EXERCISE OBJECTIVE: Present each line of the entries below that holds the word "code".
▬▬▬▬▬▬
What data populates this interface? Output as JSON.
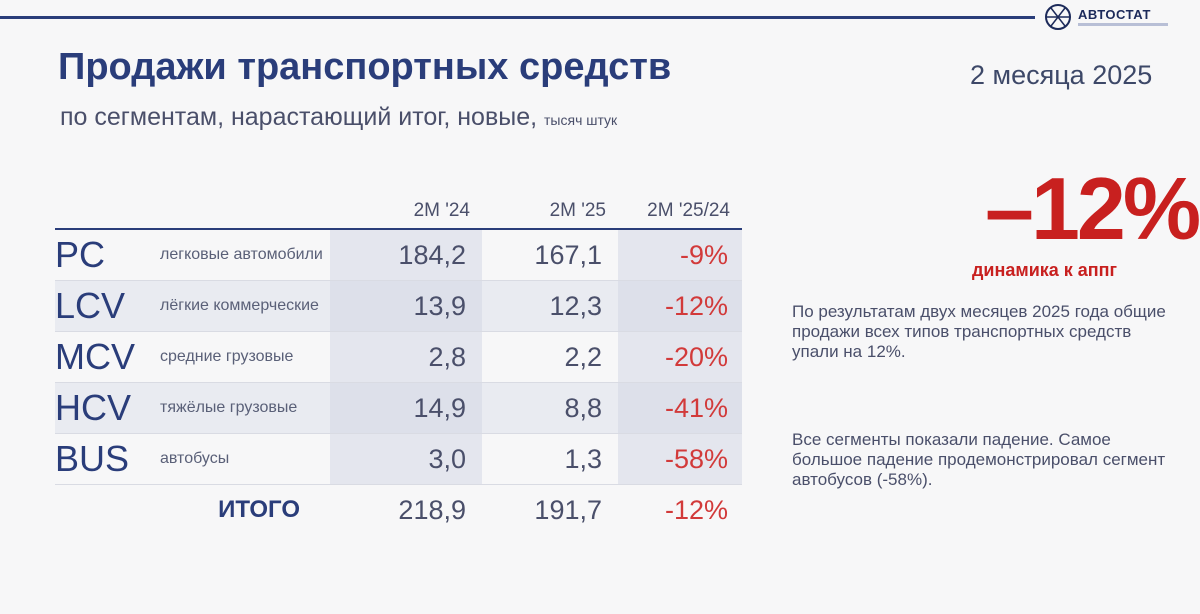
{
  "header": {
    "logo_text": "АВТОСТАТ",
    "title": "Продажи транспортных средств",
    "subtitle": "по сегментам, нарастающий итог, новые,",
    "unit": "тысяч штук",
    "period": "2 месяца 2025"
  },
  "table": {
    "columns": [
      "2M '24",
      "2M '25",
      "2M '25/24"
    ],
    "rows": [
      {
        "code": "PC",
        "desc": "легковые автомобили",
        "v24": "184,2",
        "v25": "167,1",
        "pct": "-9%"
      },
      {
        "code": "LCV",
        "desc": "лёгкие коммерческие",
        "v24": "13,9",
        "v25": "12,3",
        "pct": "-12%"
      },
      {
        "code": "MCV",
        "desc": "средние грузовые",
        "v24": "2,8",
        "v25": "2,2",
        "pct": "-20%"
      },
      {
        "code": "HCV",
        "desc": "тяжёлые грузовые",
        "v24": "14,9",
        "v25": "8,8",
        "pct": "-41%"
      },
      {
        "code": "BUS",
        "desc": "автобусы",
        "v24": "3,0",
        "v25": "1,3",
        "pct": "-58%"
      }
    ],
    "total": {
      "label": "ИТОГО",
      "v24": "218,9",
      "v25": "191,7",
      "pct": "-12%"
    }
  },
  "summary": {
    "big_value": "–12%",
    "big_label": "динамика к аппг",
    "note1": "По результатам двух месяцев 2025 года общие продажи всех типов транспортных средств упали на 12%.",
    "note2": "Все сегменты показали падение. Самое большое падение продемонстрировал сегмент автобусов (-58%)."
  },
  "colors": {
    "accent_blue": "#2a3d7a",
    "accent_red": "#c8201f"
  }
}
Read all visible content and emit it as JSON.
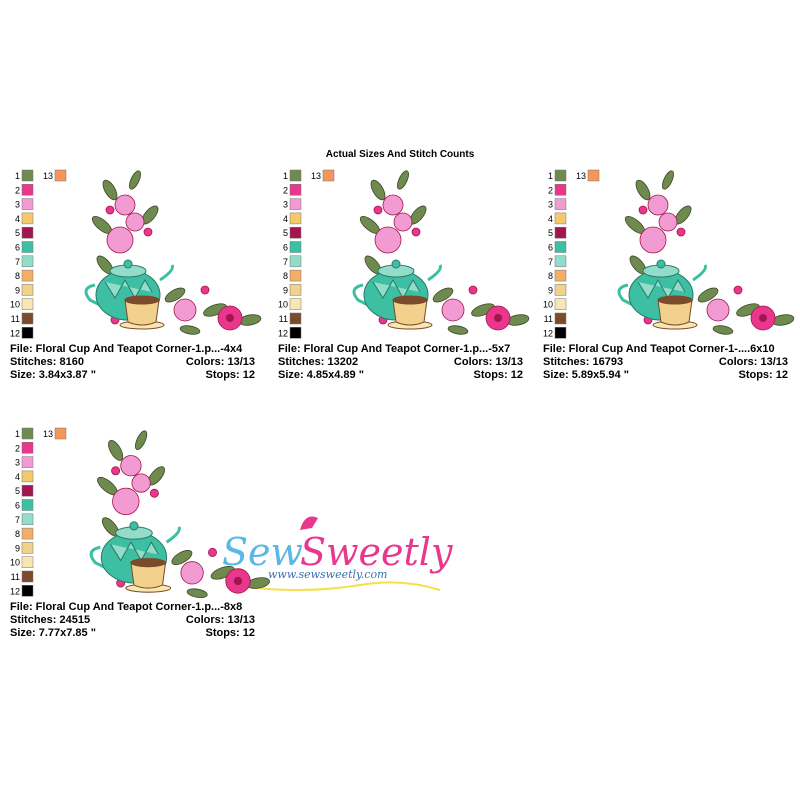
{
  "header": {
    "title": "Actual Sizes And Stitch Counts"
  },
  "swatches": [
    {
      "label": "1",
      "color": "#6f8a4e"
    },
    {
      "label": "2",
      "color": "#e8378c"
    },
    {
      "label": "3",
      "color": "#f19bd2"
    },
    {
      "label": "4",
      "color": "#f6c86c"
    },
    {
      "label": "5",
      "color": "#a2154f"
    },
    {
      "label": "6",
      "color": "#3cbfa3"
    },
    {
      "label": "7",
      "color": "#92dcc9"
    },
    {
      "label": "8",
      "color": "#f3ae68"
    },
    {
      "label": "9",
      "color": "#f1d18b"
    },
    {
      "label": "10",
      "color": "#f8e7b2"
    },
    {
      "label": "11",
      "color": "#7b4b2c"
    },
    {
      "label": "12",
      "color": "#000000"
    },
    {
      "label": "13",
      "color": "#f4955a"
    }
  ],
  "panels": [
    {
      "file": "File: Floral Cup And Teapot Corner-1.p...-4x4",
      "stitches": "Stitches: 8160",
      "colors": "Colors: 13/13",
      "size": "Size: 3.84x3.87 \"",
      "stops": "Stops: 12"
    },
    {
      "file": "File: Floral Cup And Teapot Corner-1.p...-5x7",
      "stitches": "Stitches: 13202",
      "colors": "Colors: 13/13",
      "size": "Size: 4.85x4.89 \"",
      "stops": "Stops: 12"
    },
    {
      "file": "File: Floral Cup And Teapot Corner-1-....6x10",
      "stitches": "Stitches: 16793",
      "colors": "Colors: 13/13",
      "size": "Size: 5.89x5.94 \"",
      "stops": "Stops: 12"
    },
    {
      "file": "File: Floral Cup And Teapot Corner-1.p...-8x8",
      "stitches": "Stitches: 24515",
      "colors": "Colors: 13/13",
      "size": "Size: 7.77x7.85 \"",
      "stops": "Stops: 12"
    }
  ],
  "logo": {
    "word1": "Sew",
    "word2": "Sweetly",
    "url": "www.sewsweetly.com"
  }
}
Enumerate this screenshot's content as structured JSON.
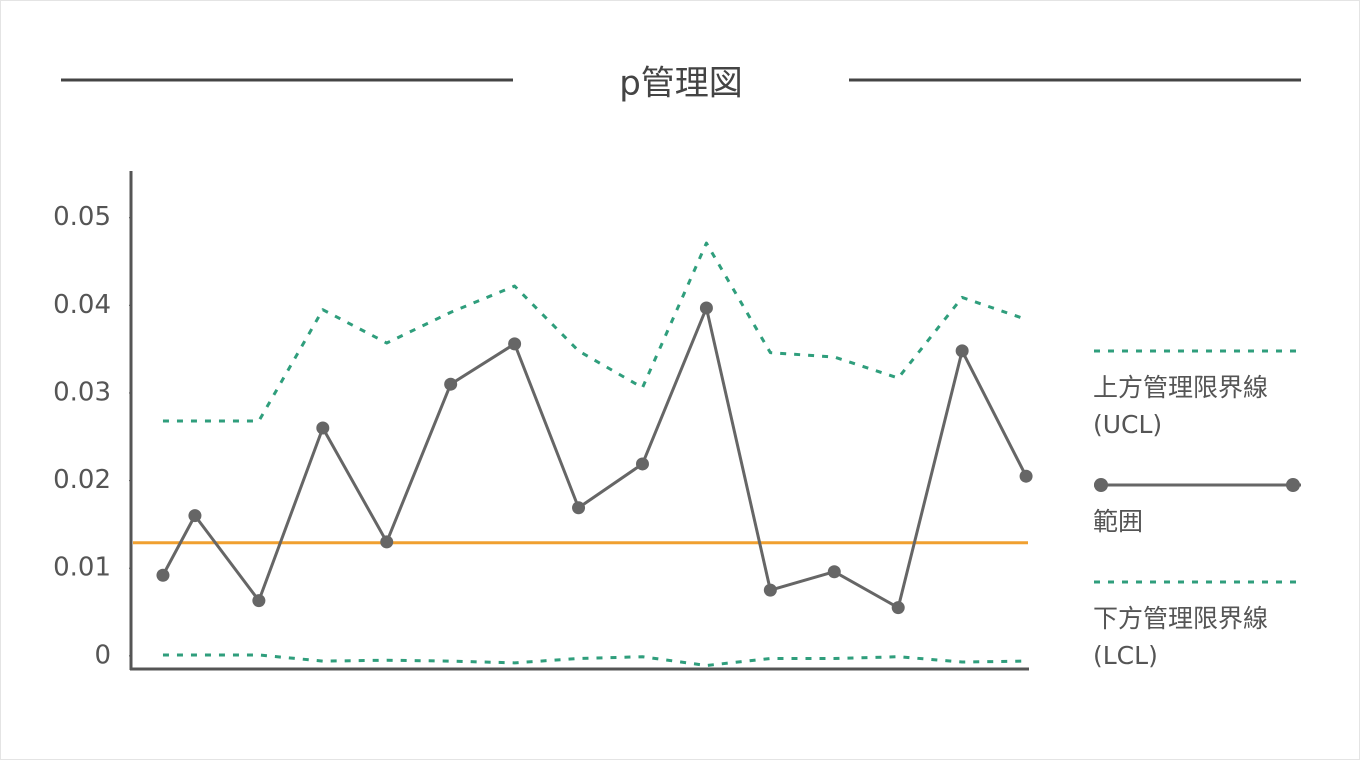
{
  "chart_data": {
    "type": "line",
    "title": "p管理図",
    "x": [
      -0.5,
      0,
      1,
      2,
      3,
      4,
      5,
      6,
      7,
      8,
      9,
      10,
      11,
      12,
      13
    ],
    "xlim": [
      -1,
      13.03
    ],
    "ylim": [
      -0.0015,
      0.0551
    ],
    "yticks": [
      0,
      0.01,
      0.02,
      0.03,
      0.04,
      0.05
    ],
    "grid": false,
    "center_line": {
      "value": 0.0129,
      "color": "#f0a030"
    },
    "series": [
      {
        "name": "上方管理限界線\n(UCL)",
        "color": "#2f9e7c",
        "style": "dotted",
        "values": [
          0.0268,
          0.0268,
          0.0268,
          0.0395,
          0.0357,
          0.0392,
          0.0422,
          0.0348,
          0.0306,
          0.0471,
          0.0346,
          0.0341,
          0.0317,
          0.0409,
          0.0384
        ]
      },
      {
        "name": "範囲",
        "color": "#666666",
        "style": "solid",
        "values": [
          0.0092,
          0.016,
          0.0063,
          0.026,
          0.013,
          0.031,
          0.0356,
          0.0169,
          0.0219,
          0.0397,
          0.0075,
          0.0096,
          0.0055,
          0.0348,
          0.0205
        ]
      },
      {
        "name": "下方管理限界線\n(LCL)",
        "color": "#2f9e7c",
        "style": "dotted",
        "values": [
          0.0001,
          0.0001,
          0.0001,
          -0.0006,
          -0.0005,
          -0.0006,
          -0.0008,
          -0.0003,
          -0.0001,
          -0.0011,
          -0.0003,
          -0.0003,
          -0.0001,
          -0.0007,
          -0.0006
        ]
      }
    ]
  }
}
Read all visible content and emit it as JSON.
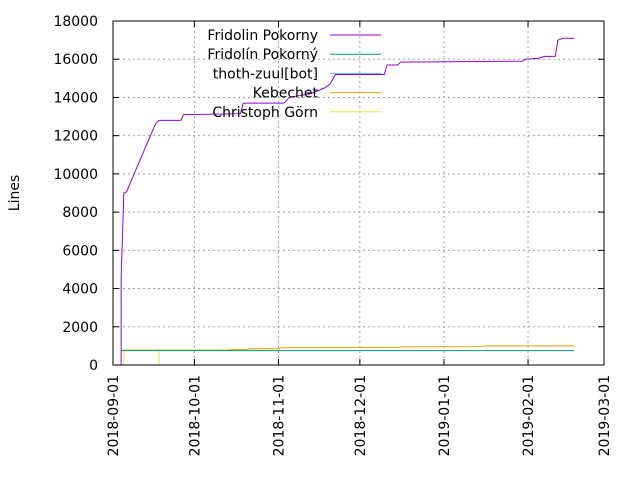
{
  "chart_data": {
    "type": "line",
    "title": "",
    "xlabel": "",
    "ylabel": "Lines",
    "ylim": [
      0,
      18000
    ],
    "xlim": [
      "2018-09-01",
      "2019-03-01"
    ],
    "x_ticks": [
      "2018-09-01",
      "2018-10-01",
      "2018-11-01",
      "2018-12-01",
      "2019-01-01",
      "2019-02-01",
      "2019-03-01"
    ],
    "y_ticks": [
      0,
      2000,
      4000,
      6000,
      8000,
      10000,
      12000,
      14000,
      16000,
      18000
    ],
    "grid": true,
    "legend": "top-center",
    "series": [
      {
        "name": "Fridolin Pokorny",
        "color": "#9400d3",
        "points": [
          [
            "2018-09-04",
            0
          ],
          [
            "2018-09-04",
            4600
          ],
          [
            "2018-09-05",
            9000
          ],
          [
            "2018-09-06",
            9050
          ],
          [
            "2018-09-07",
            9400
          ],
          [
            "2018-09-10",
            10400
          ],
          [
            "2018-09-13",
            11400
          ],
          [
            "2018-09-16",
            12400
          ],
          [
            "2018-09-17",
            12700
          ],
          [
            "2018-09-18",
            12800
          ],
          [
            "2018-09-26",
            12800
          ],
          [
            "2018-09-27",
            13100
          ],
          [
            "2018-10-18",
            13150
          ],
          [
            "2018-10-19",
            13700
          ],
          [
            "2018-11-03",
            13700
          ],
          [
            "2018-11-05",
            14000
          ],
          [
            "2018-11-13",
            14200
          ],
          [
            "2018-11-18",
            14500
          ],
          [
            "2018-11-20",
            14700
          ],
          [
            "2018-11-22",
            15200
          ],
          [
            "2018-12-10",
            15200
          ],
          [
            "2018-12-11",
            15700
          ],
          [
            "2018-12-15",
            15700
          ],
          [
            "2018-12-16",
            15850
          ],
          [
            "2019-01-30",
            15900
          ],
          [
            "2019-01-31",
            16000
          ],
          [
            "2019-02-05",
            16050
          ],
          [
            "2019-02-07",
            16150
          ],
          [
            "2019-02-11",
            16150
          ],
          [
            "2019-02-12",
            17000
          ],
          [
            "2019-02-14",
            17100
          ],
          [
            "2019-02-18",
            17100
          ]
        ]
      },
      {
        "name": "Fridolín Pokorný",
        "color": "#009e73",
        "points": [
          [
            "2018-09-04",
            750
          ],
          [
            "2019-02-18",
            750
          ]
        ]
      },
      {
        "name": "thoth-zuul[bot]",
        "color": "#56b4e9",
        "points": [
          [
            "2018-09-04",
            0
          ],
          [
            "2019-02-18",
            0
          ]
        ]
      },
      {
        "name": "Kebechet",
        "color": "#e69f00",
        "points": [
          [
            "2018-09-04",
            780
          ],
          [
            "2018-10-13",
            780
          ],
          [
            "2018-10-14",
            800
          ],
          [
            "2018-10-20",
            820
          ],
          [
            "2018-10-21",
            850
          ],
          [
            "2018-11-01",
            850
          ],
          [
            "2018-11-02",
            900
          ],
          [
            "2018-12-15",
            920
          ],
          [
            "2018-12-16",
            950
          ],
          [
            "2019-01-15",
            960
          ],
          [
            "2019-01-16",
            1000
          ],
          [
            "2019-02-18",
            1000
          ]
        ]
      },
      {
        "name": "Christoph Görn",
        "color": "#f0e442",
        "points": [
          [
            "2018-09-05",
            0
          ],
          [
            "2018-09-05",
            780
          ],
          [
            "2018-09-18",
            780
          ],
          [
            "2018-09-18",
            0
          ]
        ]
      }
    ]
  }
}
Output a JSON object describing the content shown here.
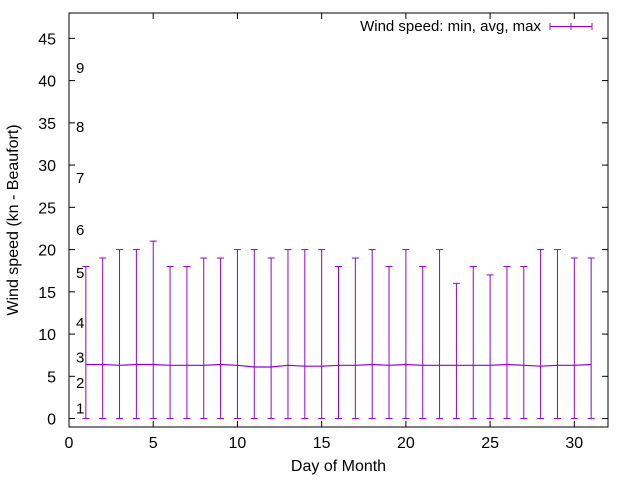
{
  "chart_data": {
    "type": "errorbar",
    "title": "",
    "xlabel": "Day of Month",
    "ylabel": "Wind speed (kn - Beaufort)",
    "xlim": [
      0,
      32
    ],
    "ylim": [
      -1,
      48
    ],
    "xticks": [
      0,
      5,
      10,
      15,
      20,
      25,
      30
    ],
    "yticks": [
      0,
      5,
      10,
      15,
      20,
      25,
      30,
      35,
      40,
      45
    ],
    "grid": false,
    "legend_position": "top-right",
    "beaufort_labels": [
      {
        "label": "1",
        "y": 1.2
      },
      {
        "label": "2",
        "y": 4.2
      },
      {
        "label": "3",
        "y": 7.2
      },
      {
        "label": "4",
        "y": 11.3
      },
      {
        "label": "5",
        "y": 17.2
      },
      {
        "label": "6",
        "y": 22.3
      },
      {
        "label": "7",
        "y": 28.5
      },
      {
        "label": "8",
        "y": 34.5
      },
      {
        "label": "9",
        "y": 41.5
      }
    ],
    "series": [
      {
        "name": "Wind speed: min, avg, max",
        "color": "#9400d3",
        "x": [
          1,
          2,
          3,
          4,
          5,
          6,
          7,
          8,
          9,
          10,
          11,
          12,
          13,
          14,
          15,
          16,
          17,
          18,
          19,
          20,
          21,
          22,
          23,
          24,
          25,
          26,
          27,
          28,
          29,
          30,
          31
        ],
        "min": [
          0,
          0,
          0,
          0,
          0,
          0,
          0,
          0,
          0,
          0,
          0,
          0,
          0,
          0,
          0,
          0,
          0,
          0,
          0,
          0,
          0,
          0,
          0,
          0,
          0,
          0,
          0,
          0,
          0,
          0,
          0
        ],
        "avg": [
          6.4,
          6.4,
          6.3,
          6.4,
          6.4,
          6.3,
          6.3,
          6.3,
          6.4,
          6.3,
          6.1,
          6.1,
          6.3,
          6.2,
          6.2,
          6.3,
          6.3,
          6.4,
          6.3,
          6.4,
          6.3,
          6.3,
          6.3,
          6.3,
          6.3,
          6.4,
          6.3,
          6.2,
          6.3,
          6.3,
          6.4
        ],
        "max": [
          18,
          19,
          20,
          20,
          21,
          18,
          18,
          19,
          19,
          20,
          20,
          19,
          20,
          20,
          20,
          18,
          19,
          20,
          18,
          20,
          18,
          20,
          16,
          18,
          17,
          18,
          18,
          20,
          20,
          19,
          19
        ]
      }
    ]
  }
}
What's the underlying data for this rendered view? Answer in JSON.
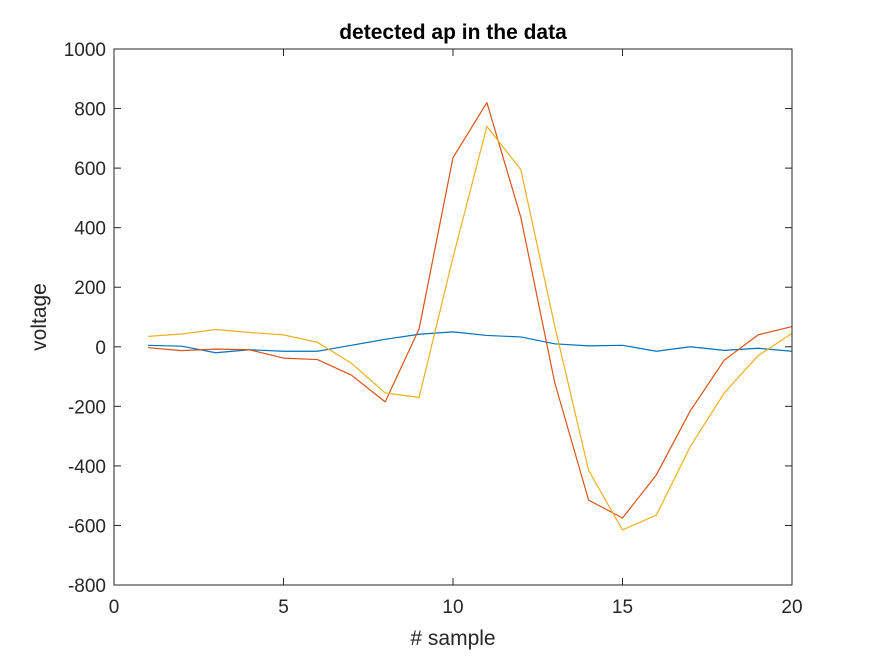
{
  "chart_data": {
    "type": "line",
    "title": "detected ap in the data",
    "xlabel": "# sample",
    "ylabel": "voltage",
    "xlim": [
      0,
      20
    ],
    "ylim": [
      -800,
      1000
    ],
    "xticks": [
      "0",
      "5",
      "10",
      "15",
      "20"
    ],
    "yticks": [
      "-800",
      "-600",
      "-400",
      "-200",
      "0",
      "200",
      "400",
      "600",
      "800",
      "1000"
    ],
    "grid": false,
    "x": [
      1,
      2,
      3,
      4,
      5,
      6,
      7,
      8,
      9,
      10,
      11,
      12,
      13,
      14,
      15,
      16,
      17,
      18,
      19,
      20
    ],
    "series": [
      {
        "color": "#0072BD",
        "values": [
          5,
          2,
          -20,
          -10,
          -15,
          -15,
          5,
          25,
          42,
          50,
          38,
          33,
          10,
          3,
          5,
          -15,
          0,
          -12,
          -5,
          -15
        ]
      },
      {
        "color": "#D95319",
        "values": [
          -3,
          -13,
          -8,
          -10,
          -38,
          -43,
          -95,
          -185,
          60,
          635,
          820,
          435,
          -120,
          -515,
          -575,
          -430,
          -215,
          -45,
          40,
          68
        ]
      },
      {
        "color": "#EDB120",
        "values": [
          35,
          43,
          58,
          48,
          40,
          15,
          -55,
          -155,
          -170,
          300,
          740,
          595,
          70,
          -415,
          -615,
          -565,
          -335,
          -155,
          -30,
          45
        ]
      }
    ]
  }
}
▬▬▬▬▬▬
FULL RESPONSE:
        "code": "PC",
        "code": "LCV",
        "code": "MCV",
        "code": "HCV",
        "code": "BUS",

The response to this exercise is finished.